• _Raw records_

(begin)

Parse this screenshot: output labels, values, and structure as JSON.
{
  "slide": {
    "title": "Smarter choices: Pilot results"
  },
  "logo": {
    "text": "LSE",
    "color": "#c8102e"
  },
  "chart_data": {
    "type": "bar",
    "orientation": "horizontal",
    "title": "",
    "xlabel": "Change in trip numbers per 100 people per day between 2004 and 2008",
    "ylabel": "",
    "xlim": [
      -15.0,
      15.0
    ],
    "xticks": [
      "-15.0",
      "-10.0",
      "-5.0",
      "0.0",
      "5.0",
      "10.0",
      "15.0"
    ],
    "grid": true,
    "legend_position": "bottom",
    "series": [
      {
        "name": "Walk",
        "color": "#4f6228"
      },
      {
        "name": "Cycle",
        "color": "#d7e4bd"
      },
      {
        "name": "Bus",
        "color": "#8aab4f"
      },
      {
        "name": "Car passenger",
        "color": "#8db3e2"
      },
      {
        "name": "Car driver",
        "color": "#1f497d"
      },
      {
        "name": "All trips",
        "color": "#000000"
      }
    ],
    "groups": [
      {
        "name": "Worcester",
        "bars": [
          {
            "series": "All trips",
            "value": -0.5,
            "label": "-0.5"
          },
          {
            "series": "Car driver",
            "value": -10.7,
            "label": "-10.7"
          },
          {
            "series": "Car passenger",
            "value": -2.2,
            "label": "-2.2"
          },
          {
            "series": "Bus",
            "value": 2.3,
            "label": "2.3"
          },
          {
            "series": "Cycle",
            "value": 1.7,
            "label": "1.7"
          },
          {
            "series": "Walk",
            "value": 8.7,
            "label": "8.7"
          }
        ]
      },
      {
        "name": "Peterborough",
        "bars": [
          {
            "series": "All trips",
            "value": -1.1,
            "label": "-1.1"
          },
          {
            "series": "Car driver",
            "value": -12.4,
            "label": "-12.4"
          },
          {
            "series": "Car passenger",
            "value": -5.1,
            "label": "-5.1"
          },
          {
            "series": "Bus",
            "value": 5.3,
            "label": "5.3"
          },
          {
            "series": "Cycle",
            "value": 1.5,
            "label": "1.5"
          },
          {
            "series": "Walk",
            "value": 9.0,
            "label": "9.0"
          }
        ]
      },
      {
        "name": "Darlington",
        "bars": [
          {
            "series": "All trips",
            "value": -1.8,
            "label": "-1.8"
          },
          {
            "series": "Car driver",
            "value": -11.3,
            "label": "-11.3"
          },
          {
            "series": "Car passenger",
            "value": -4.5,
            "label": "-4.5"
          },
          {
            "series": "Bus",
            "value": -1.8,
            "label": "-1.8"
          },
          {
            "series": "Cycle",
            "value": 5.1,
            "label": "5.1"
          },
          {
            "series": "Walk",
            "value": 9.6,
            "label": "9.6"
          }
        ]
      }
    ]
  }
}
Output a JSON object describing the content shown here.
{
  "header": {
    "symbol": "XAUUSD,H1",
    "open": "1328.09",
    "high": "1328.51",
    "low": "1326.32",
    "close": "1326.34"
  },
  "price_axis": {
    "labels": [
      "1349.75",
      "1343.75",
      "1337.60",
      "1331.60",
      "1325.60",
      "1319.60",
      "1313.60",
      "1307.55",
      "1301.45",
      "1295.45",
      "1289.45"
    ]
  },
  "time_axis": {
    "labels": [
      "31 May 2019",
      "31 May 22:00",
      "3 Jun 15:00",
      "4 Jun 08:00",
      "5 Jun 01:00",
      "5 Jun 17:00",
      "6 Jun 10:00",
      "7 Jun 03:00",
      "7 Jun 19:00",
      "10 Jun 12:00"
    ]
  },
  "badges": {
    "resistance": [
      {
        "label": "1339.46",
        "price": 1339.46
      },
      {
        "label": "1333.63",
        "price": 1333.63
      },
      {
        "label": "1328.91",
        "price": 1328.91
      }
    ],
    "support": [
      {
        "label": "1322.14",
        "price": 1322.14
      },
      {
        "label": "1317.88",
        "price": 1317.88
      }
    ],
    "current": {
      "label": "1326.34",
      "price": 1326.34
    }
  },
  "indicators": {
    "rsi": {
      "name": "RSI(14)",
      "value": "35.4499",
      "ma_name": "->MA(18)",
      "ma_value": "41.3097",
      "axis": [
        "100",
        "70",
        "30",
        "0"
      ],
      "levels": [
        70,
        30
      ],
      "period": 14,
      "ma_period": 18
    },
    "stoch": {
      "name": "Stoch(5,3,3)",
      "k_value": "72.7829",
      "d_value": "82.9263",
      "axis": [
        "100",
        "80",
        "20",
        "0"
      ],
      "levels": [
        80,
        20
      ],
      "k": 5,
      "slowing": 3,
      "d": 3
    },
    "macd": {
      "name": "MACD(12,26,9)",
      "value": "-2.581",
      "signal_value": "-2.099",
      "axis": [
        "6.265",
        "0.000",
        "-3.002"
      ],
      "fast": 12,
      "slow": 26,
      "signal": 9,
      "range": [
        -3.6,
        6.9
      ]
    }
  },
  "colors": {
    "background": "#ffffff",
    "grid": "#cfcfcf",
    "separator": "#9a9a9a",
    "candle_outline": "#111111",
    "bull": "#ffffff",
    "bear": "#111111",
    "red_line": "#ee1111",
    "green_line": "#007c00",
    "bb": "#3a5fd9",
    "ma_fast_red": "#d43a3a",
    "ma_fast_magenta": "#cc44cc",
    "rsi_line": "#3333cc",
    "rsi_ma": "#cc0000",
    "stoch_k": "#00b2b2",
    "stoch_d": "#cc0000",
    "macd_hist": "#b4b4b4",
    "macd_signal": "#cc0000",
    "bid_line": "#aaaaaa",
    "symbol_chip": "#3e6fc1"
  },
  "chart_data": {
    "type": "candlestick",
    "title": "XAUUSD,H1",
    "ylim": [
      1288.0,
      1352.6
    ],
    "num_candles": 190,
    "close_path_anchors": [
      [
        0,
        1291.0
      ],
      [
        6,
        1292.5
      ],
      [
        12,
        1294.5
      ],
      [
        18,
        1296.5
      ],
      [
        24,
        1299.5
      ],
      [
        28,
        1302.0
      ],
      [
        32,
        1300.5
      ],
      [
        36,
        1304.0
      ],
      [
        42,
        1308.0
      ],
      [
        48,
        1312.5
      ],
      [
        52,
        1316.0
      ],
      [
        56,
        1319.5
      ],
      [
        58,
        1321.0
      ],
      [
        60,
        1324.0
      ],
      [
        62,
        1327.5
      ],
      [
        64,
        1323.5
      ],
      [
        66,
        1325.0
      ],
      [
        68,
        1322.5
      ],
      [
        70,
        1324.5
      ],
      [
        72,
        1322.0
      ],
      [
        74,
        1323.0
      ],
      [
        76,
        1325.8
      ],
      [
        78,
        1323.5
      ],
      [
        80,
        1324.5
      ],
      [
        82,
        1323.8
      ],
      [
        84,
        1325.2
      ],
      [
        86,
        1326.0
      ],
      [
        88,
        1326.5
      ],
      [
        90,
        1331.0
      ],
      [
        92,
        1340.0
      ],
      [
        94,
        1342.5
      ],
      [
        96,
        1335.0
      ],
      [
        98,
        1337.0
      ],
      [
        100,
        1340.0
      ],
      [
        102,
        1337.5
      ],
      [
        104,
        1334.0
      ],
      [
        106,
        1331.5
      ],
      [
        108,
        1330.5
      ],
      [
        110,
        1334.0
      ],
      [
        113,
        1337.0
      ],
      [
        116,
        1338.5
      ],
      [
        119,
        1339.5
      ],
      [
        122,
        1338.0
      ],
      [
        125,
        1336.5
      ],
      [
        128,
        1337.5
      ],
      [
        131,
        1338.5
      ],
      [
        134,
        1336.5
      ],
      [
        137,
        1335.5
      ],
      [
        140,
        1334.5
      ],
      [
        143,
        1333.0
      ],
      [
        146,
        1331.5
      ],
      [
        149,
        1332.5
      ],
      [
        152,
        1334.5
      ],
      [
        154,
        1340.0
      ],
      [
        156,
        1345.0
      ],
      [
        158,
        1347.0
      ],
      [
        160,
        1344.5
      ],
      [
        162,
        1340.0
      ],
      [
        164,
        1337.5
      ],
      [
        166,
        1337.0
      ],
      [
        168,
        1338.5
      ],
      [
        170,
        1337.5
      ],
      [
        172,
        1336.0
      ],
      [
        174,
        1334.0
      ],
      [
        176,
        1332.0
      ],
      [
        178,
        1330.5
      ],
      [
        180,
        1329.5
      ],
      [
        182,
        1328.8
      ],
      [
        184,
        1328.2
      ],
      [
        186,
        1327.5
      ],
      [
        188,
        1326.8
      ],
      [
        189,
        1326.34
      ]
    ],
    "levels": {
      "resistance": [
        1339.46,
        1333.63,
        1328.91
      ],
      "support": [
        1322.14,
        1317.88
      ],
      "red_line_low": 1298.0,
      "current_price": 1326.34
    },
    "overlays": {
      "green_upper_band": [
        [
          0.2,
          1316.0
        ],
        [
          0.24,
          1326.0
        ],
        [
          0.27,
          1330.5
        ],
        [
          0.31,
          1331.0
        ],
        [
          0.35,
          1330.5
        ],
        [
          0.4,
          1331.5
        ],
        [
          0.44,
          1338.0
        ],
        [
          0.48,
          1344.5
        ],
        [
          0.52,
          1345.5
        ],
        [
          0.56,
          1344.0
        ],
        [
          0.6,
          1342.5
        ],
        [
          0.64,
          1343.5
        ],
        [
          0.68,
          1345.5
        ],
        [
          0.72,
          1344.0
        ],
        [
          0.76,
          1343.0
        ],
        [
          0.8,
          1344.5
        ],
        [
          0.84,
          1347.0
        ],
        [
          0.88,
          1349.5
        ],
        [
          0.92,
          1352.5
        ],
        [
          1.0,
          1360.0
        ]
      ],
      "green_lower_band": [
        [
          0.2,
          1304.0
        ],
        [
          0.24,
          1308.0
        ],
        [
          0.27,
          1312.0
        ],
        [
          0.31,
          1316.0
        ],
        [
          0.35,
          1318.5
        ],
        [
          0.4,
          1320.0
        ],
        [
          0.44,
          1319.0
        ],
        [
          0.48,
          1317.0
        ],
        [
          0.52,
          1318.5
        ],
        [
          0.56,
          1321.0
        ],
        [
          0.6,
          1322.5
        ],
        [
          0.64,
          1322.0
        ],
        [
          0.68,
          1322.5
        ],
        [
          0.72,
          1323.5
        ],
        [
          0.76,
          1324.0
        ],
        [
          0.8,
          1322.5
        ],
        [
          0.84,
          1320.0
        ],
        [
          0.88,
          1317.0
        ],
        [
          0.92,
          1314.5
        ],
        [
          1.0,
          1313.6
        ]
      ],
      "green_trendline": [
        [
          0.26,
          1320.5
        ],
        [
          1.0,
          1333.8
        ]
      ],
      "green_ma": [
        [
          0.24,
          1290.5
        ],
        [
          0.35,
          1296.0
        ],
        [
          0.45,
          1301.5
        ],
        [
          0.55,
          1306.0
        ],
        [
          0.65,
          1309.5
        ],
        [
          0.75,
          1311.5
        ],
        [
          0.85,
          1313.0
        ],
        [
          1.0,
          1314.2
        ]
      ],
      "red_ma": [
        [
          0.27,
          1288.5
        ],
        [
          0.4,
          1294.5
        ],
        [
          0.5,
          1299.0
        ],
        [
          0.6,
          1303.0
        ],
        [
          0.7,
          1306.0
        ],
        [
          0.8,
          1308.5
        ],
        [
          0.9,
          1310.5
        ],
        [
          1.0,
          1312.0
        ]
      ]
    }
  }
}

(end)

• _What you are asked to do_
Say how many lines of the data hold the string "title". Reply with the number alone.

• _Solution to this problem_
3